REQUEST
In the entries below, count every line with the word "JSON". Return only the count.

——

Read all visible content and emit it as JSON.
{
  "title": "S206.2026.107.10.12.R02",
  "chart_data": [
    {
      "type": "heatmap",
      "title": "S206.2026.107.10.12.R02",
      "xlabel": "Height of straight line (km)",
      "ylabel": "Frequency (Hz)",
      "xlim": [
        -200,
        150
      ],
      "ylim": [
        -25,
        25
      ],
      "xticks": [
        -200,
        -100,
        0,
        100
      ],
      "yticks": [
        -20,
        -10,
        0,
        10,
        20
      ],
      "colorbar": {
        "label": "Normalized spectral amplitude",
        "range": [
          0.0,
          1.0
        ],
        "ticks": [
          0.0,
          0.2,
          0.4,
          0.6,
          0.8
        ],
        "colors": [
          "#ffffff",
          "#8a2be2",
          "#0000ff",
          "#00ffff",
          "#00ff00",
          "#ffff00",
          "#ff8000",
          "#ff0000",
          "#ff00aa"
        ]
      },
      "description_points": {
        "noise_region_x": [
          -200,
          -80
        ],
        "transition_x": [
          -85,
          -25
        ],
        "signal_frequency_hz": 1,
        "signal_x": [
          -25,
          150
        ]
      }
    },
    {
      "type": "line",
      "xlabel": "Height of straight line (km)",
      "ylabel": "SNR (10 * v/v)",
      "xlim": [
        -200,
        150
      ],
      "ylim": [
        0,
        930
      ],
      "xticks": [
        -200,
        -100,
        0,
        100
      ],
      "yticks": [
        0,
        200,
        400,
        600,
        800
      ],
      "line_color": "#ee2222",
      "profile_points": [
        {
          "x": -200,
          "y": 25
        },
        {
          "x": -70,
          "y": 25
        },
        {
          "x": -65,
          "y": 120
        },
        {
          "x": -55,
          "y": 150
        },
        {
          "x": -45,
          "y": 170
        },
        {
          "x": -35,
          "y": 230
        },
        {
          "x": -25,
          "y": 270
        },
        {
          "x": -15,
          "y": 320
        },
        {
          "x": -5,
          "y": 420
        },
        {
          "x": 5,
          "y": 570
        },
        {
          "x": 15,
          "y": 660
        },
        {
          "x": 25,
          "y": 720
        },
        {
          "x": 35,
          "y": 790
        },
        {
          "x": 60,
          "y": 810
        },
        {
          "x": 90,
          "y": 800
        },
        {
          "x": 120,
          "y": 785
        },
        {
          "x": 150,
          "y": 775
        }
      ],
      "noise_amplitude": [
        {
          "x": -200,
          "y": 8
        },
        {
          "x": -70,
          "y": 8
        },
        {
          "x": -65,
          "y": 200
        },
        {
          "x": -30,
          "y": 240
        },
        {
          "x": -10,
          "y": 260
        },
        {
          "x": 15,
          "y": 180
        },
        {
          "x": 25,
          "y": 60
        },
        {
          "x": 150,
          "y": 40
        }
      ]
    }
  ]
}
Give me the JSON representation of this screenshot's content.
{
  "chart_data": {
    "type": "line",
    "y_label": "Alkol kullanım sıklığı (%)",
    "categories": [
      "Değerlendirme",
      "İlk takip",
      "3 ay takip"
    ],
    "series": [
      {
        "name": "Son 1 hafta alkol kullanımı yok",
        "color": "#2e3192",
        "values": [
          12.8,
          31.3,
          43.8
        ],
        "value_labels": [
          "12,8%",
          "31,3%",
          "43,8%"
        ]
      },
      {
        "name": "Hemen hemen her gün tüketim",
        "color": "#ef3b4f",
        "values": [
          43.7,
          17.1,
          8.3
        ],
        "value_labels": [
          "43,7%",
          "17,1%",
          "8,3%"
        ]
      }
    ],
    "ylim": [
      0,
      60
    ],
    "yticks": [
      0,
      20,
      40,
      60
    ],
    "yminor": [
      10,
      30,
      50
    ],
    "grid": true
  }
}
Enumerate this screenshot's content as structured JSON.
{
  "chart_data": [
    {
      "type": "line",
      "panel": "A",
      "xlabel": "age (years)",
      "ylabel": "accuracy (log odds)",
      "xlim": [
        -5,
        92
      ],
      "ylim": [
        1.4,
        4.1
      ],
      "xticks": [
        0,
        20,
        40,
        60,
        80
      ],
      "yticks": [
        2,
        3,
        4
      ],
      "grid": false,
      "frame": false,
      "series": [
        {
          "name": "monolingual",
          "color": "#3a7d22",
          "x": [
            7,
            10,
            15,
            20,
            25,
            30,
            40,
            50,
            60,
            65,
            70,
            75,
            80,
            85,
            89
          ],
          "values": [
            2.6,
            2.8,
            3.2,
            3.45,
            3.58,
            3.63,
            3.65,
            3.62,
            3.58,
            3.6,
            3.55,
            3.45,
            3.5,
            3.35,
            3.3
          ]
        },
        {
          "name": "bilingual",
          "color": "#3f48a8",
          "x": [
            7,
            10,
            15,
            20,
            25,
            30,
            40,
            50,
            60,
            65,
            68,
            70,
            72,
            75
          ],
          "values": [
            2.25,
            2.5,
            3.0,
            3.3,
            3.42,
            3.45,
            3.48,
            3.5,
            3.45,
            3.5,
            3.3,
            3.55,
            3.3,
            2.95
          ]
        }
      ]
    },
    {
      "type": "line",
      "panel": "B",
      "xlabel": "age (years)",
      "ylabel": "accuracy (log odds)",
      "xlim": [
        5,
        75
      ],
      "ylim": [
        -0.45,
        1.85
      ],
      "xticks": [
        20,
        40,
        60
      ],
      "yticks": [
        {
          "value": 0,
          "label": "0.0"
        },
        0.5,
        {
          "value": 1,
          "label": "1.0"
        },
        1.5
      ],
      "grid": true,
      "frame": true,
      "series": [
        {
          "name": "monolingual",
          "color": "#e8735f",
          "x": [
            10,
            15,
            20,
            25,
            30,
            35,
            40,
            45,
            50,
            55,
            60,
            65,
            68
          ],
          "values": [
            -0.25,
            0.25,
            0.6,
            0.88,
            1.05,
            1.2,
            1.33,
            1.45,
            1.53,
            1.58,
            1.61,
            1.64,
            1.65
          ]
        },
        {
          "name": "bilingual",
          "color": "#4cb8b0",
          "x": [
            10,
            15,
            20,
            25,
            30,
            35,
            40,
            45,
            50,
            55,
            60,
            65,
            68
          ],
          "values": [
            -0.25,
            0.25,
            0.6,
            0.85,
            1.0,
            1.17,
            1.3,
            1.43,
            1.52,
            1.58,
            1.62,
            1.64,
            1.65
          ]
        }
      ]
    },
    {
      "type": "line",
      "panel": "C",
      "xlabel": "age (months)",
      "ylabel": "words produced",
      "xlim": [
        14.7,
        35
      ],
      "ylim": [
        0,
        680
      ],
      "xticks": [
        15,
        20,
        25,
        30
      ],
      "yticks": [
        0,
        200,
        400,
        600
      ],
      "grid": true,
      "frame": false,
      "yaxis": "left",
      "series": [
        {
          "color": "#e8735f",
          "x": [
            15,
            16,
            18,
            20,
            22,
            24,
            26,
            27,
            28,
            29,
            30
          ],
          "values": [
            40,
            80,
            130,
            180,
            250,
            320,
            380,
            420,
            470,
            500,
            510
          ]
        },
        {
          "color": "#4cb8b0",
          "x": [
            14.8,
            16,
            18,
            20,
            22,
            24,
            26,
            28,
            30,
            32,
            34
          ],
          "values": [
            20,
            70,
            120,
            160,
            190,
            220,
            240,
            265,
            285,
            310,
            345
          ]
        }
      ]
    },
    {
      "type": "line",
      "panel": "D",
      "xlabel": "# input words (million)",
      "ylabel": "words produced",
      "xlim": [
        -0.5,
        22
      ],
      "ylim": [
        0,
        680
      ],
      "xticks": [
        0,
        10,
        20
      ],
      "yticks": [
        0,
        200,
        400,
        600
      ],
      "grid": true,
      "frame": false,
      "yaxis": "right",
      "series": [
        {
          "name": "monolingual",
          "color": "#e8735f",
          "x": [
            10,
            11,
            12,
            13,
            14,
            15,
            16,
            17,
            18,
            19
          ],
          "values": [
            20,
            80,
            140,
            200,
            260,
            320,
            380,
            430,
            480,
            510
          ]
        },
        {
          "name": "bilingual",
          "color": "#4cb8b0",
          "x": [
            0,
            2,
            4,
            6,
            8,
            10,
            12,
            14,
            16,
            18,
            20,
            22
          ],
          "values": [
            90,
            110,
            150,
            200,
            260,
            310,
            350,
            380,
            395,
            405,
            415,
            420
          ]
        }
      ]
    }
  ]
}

——

ANSWER TO THE EXERCISE
3